Set task: Filter these entries, keeping only lines that hold the word "below".

Items listed in a dataset:
=-=-=

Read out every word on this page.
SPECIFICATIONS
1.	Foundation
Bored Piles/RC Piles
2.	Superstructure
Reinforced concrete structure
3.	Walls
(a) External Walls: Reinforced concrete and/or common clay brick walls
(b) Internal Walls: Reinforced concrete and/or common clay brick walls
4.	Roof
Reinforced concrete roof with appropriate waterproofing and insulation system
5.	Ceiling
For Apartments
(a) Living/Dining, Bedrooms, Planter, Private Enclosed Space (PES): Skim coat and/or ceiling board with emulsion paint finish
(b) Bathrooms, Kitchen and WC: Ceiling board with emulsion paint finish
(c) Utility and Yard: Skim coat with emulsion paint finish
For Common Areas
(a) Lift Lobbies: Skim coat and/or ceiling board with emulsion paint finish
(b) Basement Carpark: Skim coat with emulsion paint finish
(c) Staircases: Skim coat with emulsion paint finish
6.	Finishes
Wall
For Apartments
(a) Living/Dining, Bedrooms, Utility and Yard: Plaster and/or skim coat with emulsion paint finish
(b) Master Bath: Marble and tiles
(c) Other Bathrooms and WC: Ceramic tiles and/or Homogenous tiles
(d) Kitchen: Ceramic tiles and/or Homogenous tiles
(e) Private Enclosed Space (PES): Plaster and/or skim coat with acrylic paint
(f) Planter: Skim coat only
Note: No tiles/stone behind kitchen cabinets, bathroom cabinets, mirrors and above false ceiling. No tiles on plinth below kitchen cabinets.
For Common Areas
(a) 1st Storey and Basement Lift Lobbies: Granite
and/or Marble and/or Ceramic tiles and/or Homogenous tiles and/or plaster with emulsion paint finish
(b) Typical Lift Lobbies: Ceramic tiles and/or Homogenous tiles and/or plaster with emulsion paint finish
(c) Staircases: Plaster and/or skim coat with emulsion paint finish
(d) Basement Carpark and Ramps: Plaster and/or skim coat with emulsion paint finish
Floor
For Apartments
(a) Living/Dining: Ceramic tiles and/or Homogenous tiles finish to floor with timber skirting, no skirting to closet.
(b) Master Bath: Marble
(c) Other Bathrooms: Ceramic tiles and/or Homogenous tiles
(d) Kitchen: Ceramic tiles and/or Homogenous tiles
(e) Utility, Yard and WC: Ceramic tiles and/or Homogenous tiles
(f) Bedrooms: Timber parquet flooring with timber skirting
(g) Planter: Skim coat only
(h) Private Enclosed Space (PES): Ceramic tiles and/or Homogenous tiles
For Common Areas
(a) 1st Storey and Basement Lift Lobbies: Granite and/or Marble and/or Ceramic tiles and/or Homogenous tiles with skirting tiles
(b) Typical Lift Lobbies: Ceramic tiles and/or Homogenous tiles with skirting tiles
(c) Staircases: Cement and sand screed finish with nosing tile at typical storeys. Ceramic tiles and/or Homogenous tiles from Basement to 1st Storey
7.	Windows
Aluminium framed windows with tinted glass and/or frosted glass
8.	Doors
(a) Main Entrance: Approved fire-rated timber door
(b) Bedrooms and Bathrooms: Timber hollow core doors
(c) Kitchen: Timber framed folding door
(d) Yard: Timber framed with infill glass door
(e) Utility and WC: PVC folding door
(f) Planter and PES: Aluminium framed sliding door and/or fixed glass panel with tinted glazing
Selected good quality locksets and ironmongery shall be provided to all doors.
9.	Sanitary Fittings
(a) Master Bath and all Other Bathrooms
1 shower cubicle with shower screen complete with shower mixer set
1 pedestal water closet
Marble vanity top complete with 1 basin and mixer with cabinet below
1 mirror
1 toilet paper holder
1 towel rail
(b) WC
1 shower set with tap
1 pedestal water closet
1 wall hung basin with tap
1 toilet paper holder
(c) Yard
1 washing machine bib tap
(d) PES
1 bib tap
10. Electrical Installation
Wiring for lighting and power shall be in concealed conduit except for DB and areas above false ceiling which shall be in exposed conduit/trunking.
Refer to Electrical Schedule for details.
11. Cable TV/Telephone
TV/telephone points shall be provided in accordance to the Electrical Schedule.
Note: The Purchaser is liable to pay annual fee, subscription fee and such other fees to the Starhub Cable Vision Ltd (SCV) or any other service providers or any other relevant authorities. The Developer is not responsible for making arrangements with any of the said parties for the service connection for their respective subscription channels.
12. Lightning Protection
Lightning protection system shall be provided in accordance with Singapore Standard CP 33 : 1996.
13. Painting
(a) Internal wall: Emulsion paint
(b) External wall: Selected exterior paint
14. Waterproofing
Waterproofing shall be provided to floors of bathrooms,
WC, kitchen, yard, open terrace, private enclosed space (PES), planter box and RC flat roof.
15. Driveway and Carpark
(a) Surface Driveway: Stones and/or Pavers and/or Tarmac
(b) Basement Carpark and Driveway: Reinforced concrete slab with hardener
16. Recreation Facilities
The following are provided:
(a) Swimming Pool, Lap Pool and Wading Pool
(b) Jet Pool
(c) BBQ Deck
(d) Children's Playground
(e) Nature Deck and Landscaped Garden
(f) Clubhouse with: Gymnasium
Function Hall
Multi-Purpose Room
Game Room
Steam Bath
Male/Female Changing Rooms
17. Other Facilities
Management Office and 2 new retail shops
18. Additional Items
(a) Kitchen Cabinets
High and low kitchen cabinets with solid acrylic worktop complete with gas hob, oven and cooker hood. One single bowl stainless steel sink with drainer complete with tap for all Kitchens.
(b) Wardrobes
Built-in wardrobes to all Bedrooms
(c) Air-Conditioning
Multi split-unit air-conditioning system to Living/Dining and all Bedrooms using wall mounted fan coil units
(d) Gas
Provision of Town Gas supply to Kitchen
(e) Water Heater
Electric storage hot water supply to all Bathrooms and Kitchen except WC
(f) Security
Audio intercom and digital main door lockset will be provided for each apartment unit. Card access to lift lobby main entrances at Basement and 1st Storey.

=-=-=

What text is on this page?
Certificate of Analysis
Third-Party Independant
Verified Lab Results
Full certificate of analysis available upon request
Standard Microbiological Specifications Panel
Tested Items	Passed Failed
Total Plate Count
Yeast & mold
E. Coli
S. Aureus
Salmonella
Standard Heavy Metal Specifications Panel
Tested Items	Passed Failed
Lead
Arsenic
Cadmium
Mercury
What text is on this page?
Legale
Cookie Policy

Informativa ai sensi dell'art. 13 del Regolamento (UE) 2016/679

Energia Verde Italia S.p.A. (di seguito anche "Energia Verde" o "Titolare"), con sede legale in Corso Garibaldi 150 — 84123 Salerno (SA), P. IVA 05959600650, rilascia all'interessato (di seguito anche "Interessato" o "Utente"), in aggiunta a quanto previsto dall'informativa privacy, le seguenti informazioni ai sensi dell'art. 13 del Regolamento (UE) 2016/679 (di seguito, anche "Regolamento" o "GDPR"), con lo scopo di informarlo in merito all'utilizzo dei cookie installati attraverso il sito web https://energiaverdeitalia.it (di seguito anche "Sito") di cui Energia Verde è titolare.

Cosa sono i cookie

=-=-=

Expected answer:
Note: No tiles/stone behind kitchen cabinets, bathroom cabinets, mirrors and above false ceiling. No tiles on plinth below kitchen cabinets.
Marble vanity top complete with 1 basin and mixer with cabinet below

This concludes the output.